SUPPLIED RECORDS.
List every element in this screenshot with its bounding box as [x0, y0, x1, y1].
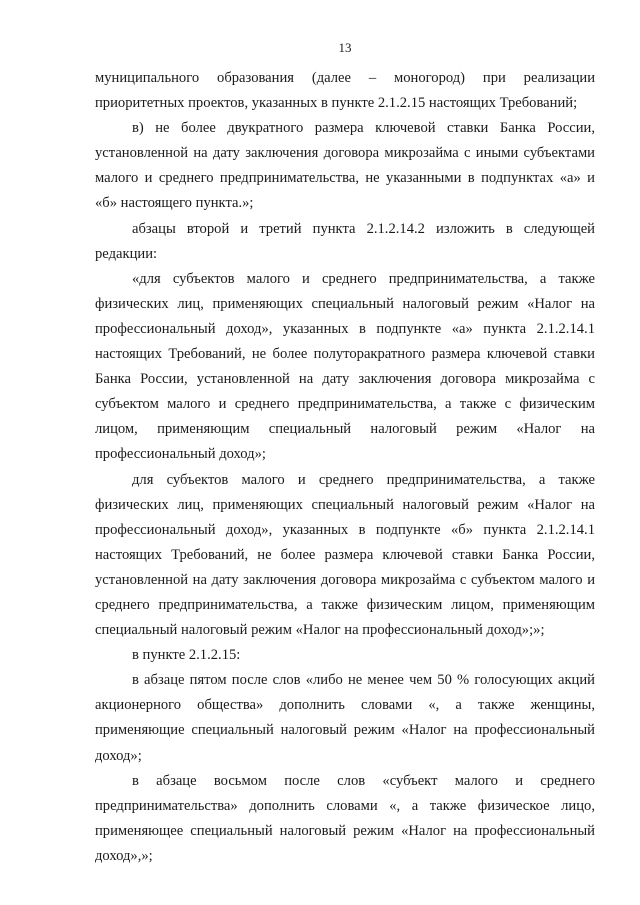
paragraph-5: для субъектов малого и среднего предпринимательства, а также физических лиц, применяющих специальный налоговый режим «Налог на профессиональный доход», указанных в подпункте «б» пункта 2.1.2.14.1 настоящих Требований, не более размера ключевой ставки Банка России, установленной на дату заключения договора микрозайма с субъектом малого и среднего предпринимательства, а также физическим лицом, применяющим специальный налоговый режим «Налог на профессиональный доход»;»;: [95, 471, 595, 639]
paragraph-4: «для субъектов малого и среднего предпринимательства, а также физических лиц, применяющих специальный налоговый режим «Налог на профессиональный доход», указанных в подпункте «а» пункта 2.1.2.14.1 настоящих Требований, не более полуторакратного размера ключевой ставки Банка России, установленной на дату заключения договора микрозайма с субъектом малого и среднего предпринимательства, а также с физическим лицом, применяющим специальный налоговый режим «Налог на профессиональный доход»;: [95, 270, 595, 463]
paragraph-6: в пункте 2.1.2.15:: [132, 647, 241, 664]
paragraph-7: в абзаце пятом после слов «либо не менее чем 50 % голосующих акций акционерного общества» дополнить словами «, а также женщины, применяющие специальный налоговый режим «Налог на профессиональный доход»;: [95, 672, 595, 764]
paragraph-2: в) не более двукратного размера ключевой ставки Банка России, установленной на дату заключения договора микрозайма с иными субъектами малого и среднего предпринимательства, не указанными в подпунктах «а» и «б» настоящего пункта.»;: [95, 120, 595, 212]
paragraph-1: муниципального образования (далее – моногород) при реализации приоритетных проектов, указанных в пункте 2.1.2.15 настоящих Требований;: [95, 70, 595, 112]
paragraph-8: в абзаце восьмом после слов «субъект малого и среднего предпринимательства» дополнить словами «, а также физическое лицо, применяющее специальный налоговый режим «Налог на профессиональный доход»,»;: [95, 772, 595, 864]
page-number: 13: [338, 40, 352, 55]
paragraph-3: абзацы второй и третий пункта 2.1.2.14.2 изложить в следующей редакции:: [95, 220, 595, 262]
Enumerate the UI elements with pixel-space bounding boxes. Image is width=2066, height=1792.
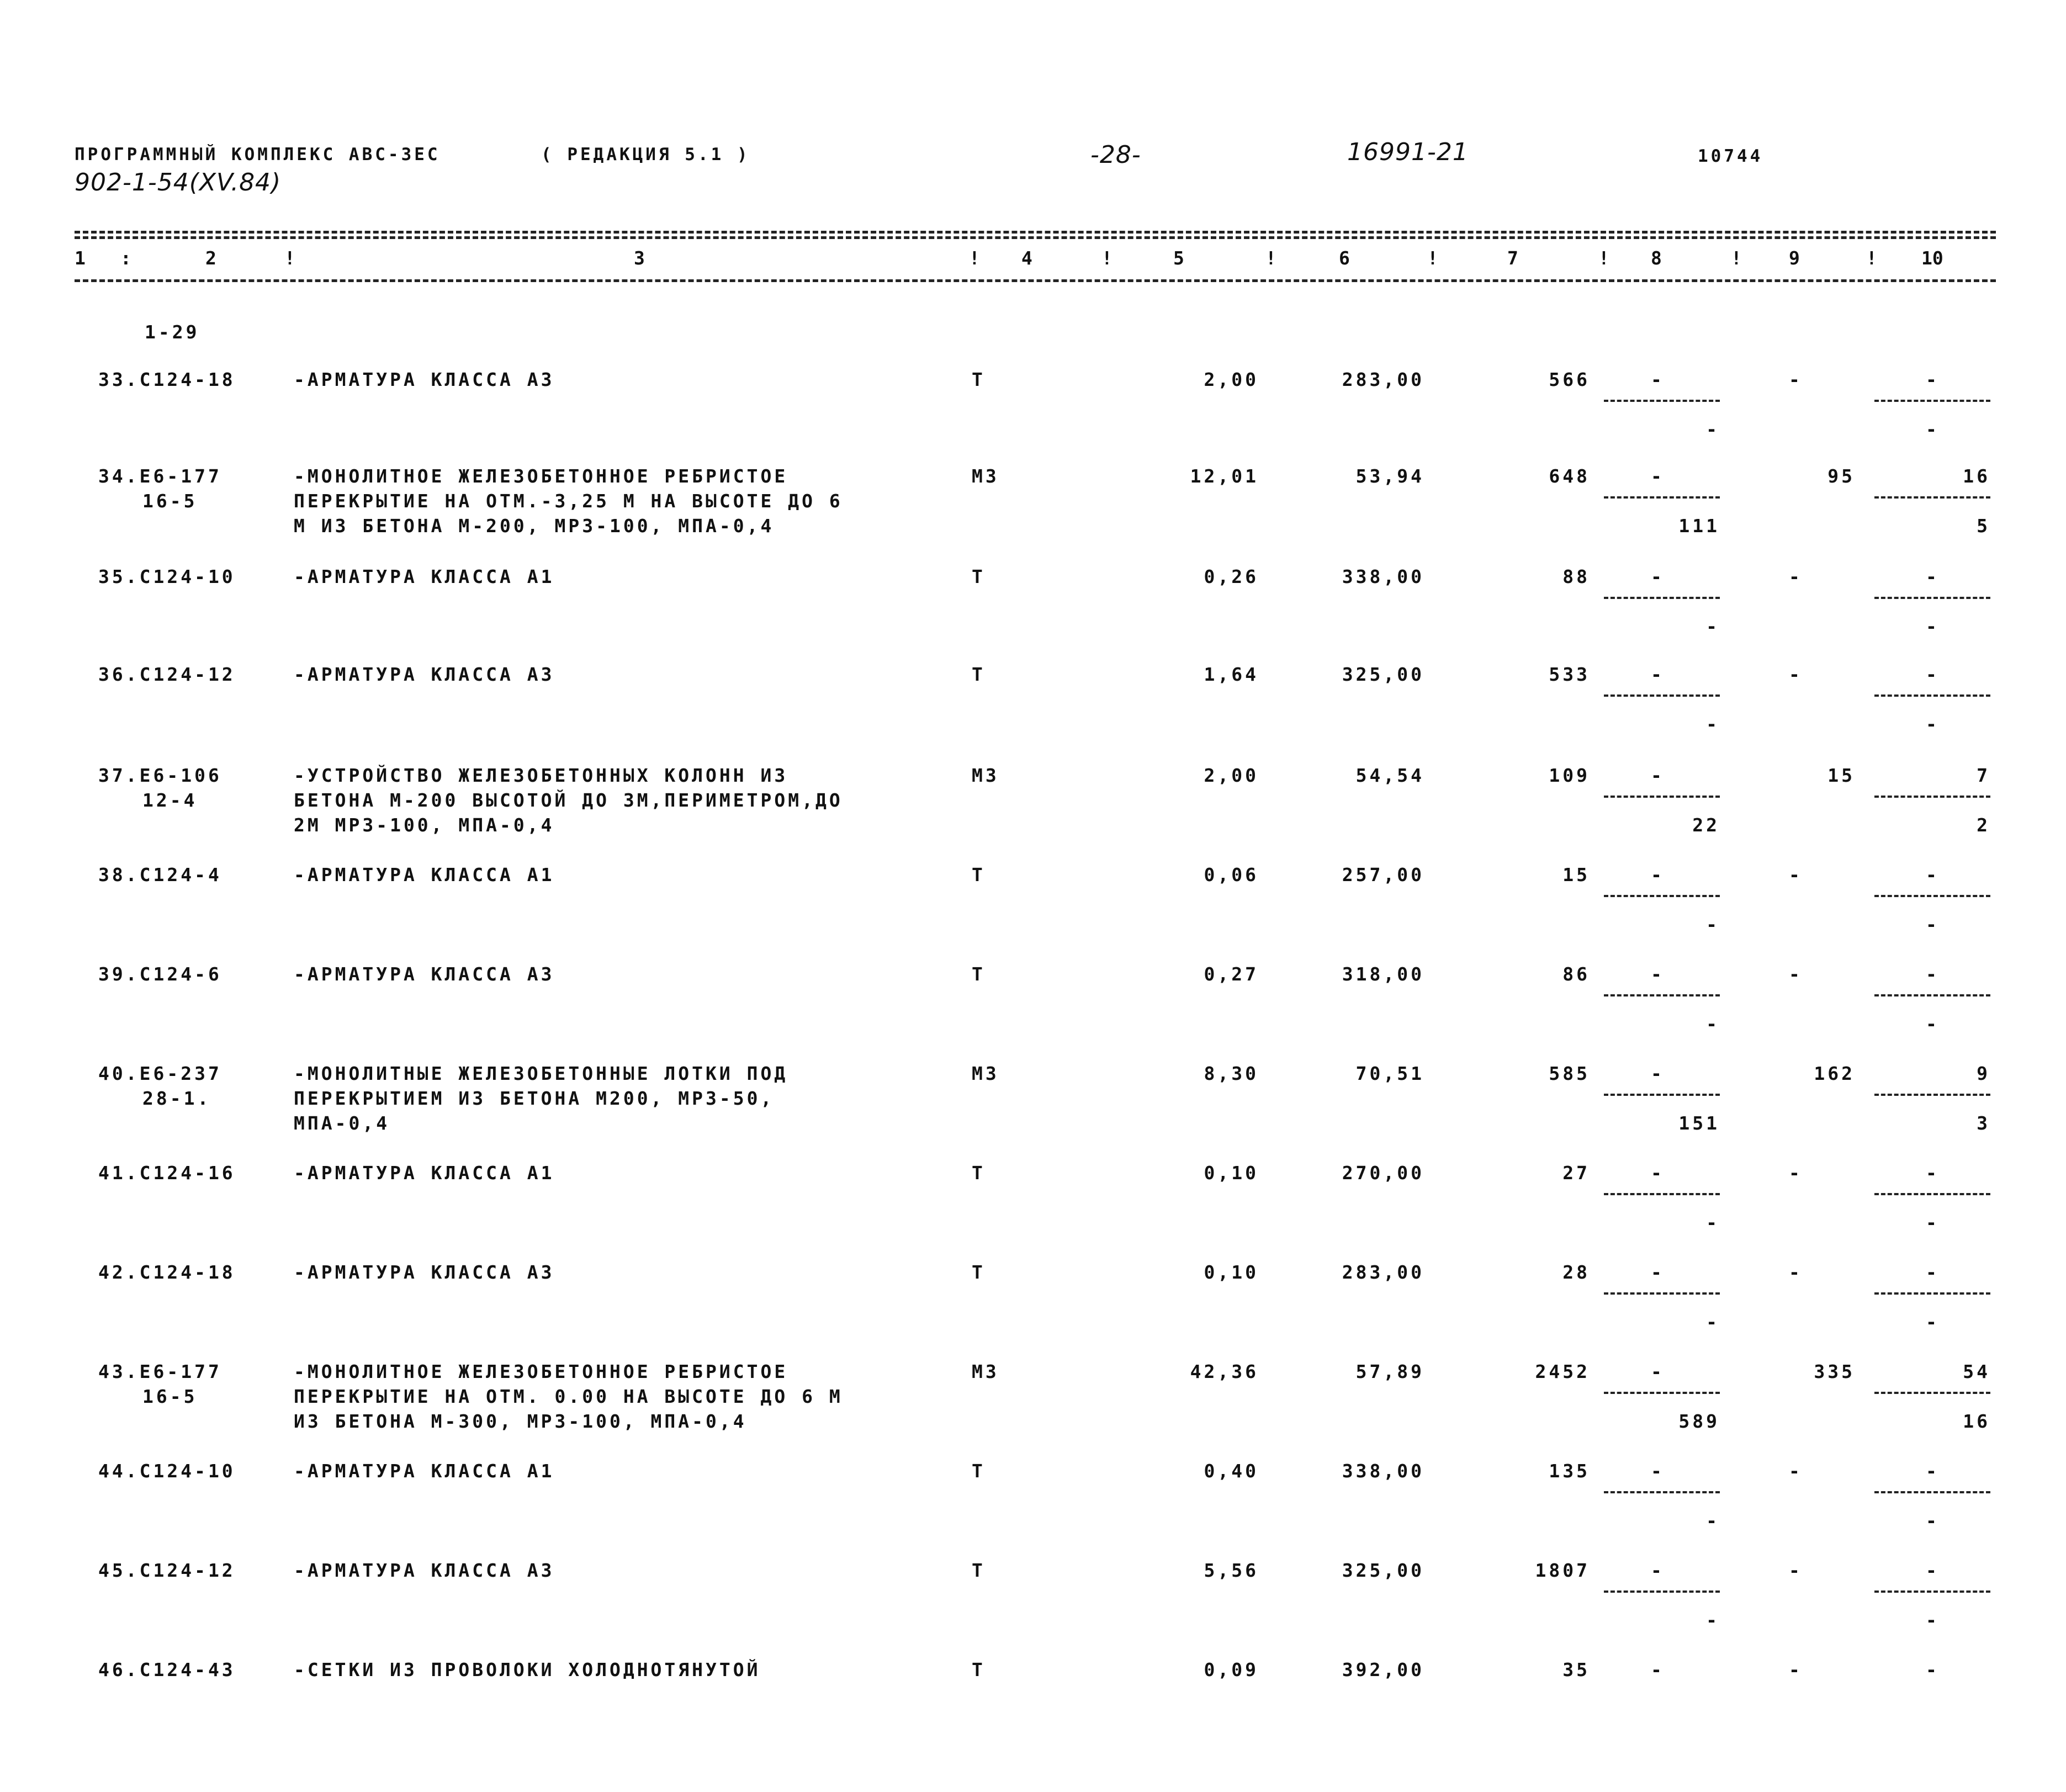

GIVEN EXERCISE. Report how many lines in the items above contain the string "налоговый". Give only the number.

EXPECTED ANSWER. 4